══ Dataset records ══
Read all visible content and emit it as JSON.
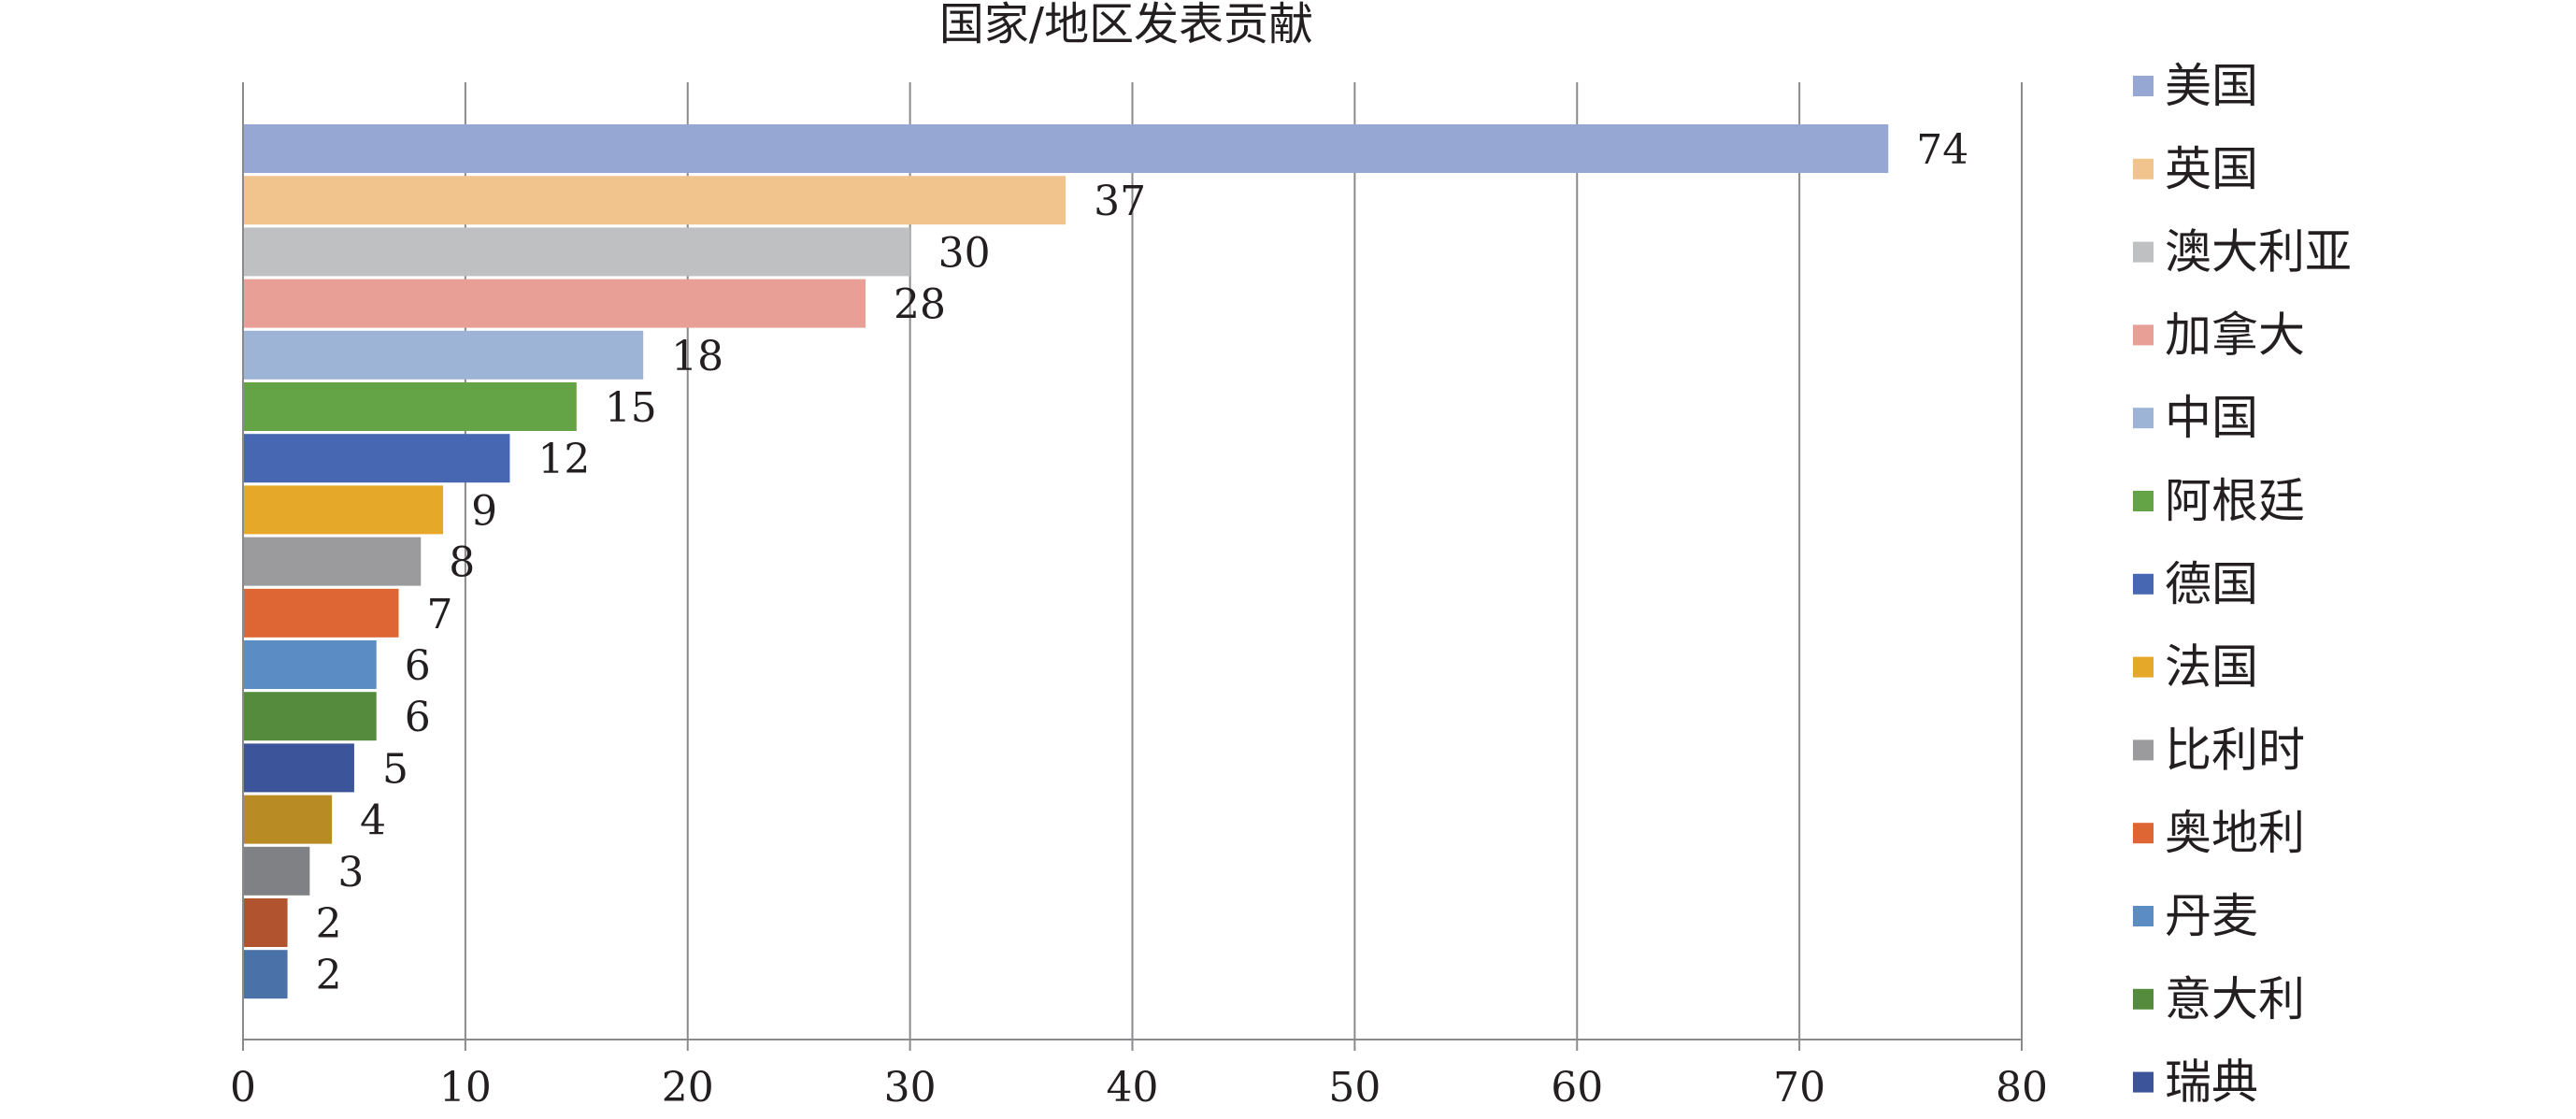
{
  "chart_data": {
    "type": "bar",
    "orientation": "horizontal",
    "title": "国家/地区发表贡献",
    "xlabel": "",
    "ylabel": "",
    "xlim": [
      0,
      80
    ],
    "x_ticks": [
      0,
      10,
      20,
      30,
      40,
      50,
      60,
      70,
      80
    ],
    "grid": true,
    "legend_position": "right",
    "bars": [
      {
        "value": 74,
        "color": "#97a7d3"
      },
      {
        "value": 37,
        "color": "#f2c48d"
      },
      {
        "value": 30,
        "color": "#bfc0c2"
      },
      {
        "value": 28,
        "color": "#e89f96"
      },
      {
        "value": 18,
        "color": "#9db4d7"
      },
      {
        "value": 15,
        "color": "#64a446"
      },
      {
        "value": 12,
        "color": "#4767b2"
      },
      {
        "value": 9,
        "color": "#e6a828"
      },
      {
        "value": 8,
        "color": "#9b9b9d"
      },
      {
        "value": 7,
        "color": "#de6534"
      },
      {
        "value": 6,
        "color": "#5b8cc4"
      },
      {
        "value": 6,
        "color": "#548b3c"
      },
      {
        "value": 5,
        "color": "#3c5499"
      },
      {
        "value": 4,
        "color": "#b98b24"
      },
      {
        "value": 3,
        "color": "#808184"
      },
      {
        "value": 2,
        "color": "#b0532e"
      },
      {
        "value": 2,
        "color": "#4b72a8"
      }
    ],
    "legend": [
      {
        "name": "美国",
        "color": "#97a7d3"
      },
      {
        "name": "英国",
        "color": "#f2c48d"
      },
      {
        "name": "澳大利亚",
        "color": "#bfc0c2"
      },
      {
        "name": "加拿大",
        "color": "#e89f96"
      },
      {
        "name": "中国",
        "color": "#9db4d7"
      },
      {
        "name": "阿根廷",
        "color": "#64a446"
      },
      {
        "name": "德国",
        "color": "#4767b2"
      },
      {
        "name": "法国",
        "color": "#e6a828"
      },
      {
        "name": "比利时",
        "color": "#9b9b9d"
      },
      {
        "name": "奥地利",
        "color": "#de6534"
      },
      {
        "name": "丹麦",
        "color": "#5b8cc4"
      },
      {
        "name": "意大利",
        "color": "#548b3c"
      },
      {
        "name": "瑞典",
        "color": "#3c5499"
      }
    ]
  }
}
═══
The task ::
Leave out the pictures and copy the rest of the material above exactly.

Task output ::
Read all visible content and emit it as JSON.
{
  "chart_data": {
    "type": "bar",
    "orientation": "horizontal",
    "title": "国家/地区发表贡献",
    "xlabel": "",
    "ylabel": "",
    "xlim": [
      0,
      80
    ],
    "x_ticks": [
      0,
      10,
      20,
      30,
      40,
      50,
      60,
      70,
      80
    ],
    "grid": true,
    "legend_position": "right",
    "bars": [
      {
        "value": 74,
        "color": "#97a7d3"
      },
      {
        "value": 37,
        "color": "#f2c48d"
      },
      {
        "value": 30,
        "color": "#bfc0c2"
      },
      {
        "value": 28,
        "color": "#e89f96"
      },
      {
        "value": 18,
        "color": "#9db4d7"
      },
      {
        "value": 15,
        "color": "#64a446"
      },
      {
        "value": 12,
        "color": "#4767b2"
      },
      {
        "value": 9,
        "color": "#e6a828"
      },
      {
        "value": 8,
        "color": "#9b9b9d"
      },
      {
        "value": 7,
        "color": "#de6534"
      },
      {
        "value": 6,
        "color": "#5b8cc4"
      },
      {
        "value": 6,
        "color": "#548b3c"
      },
      {
        "value": 5,
        "color": "#3c5499"
      },
      {
        "value": 4,
        "color": "#b98b24"
      },
      {
        "value": 3,
        "color": "#808184"
      },
      {
        "value": 2,
        "color": "#b0532e"
      },
      {
        "value": 2,
        "color": "#4b72a8"
      }
    ],
    "legend": [
      {
        "name": "美国",
        "color": "#97a7d3"
      },
      {
        "name": "英国",
        "color": "#f2c48d"
      },
      {
        "name": "澳大利亚",
        "color": "#bfc0c2"
      },
      {
        "name": "加拿大",
        "color": "#e89f96"
      },
      {
        "name": "中国",
        "color": "#9db4d7"
      },
      {
        "name": "阿根廷",
        "color": "#64a446"
      },
      {
        "name": "德国",
        "color": "#4767b2"
      },
      {
        "name": "法国",
        "color": "#e6a828"
      },
      {
        "name": "比利时",
        "color": "#9b9b9d"
      },
      {
        "name": "奥地利",
        "color": "#de6534"
      },
      {
        "name": "丹麦",
        "color": "#5b8cc4"
      },
      {
        "name": "意大利",
        "color": "#548b3c"
      },
      {
        "name": "瑞典",
        "color": "#3c5499"
      }
    ]
  }
}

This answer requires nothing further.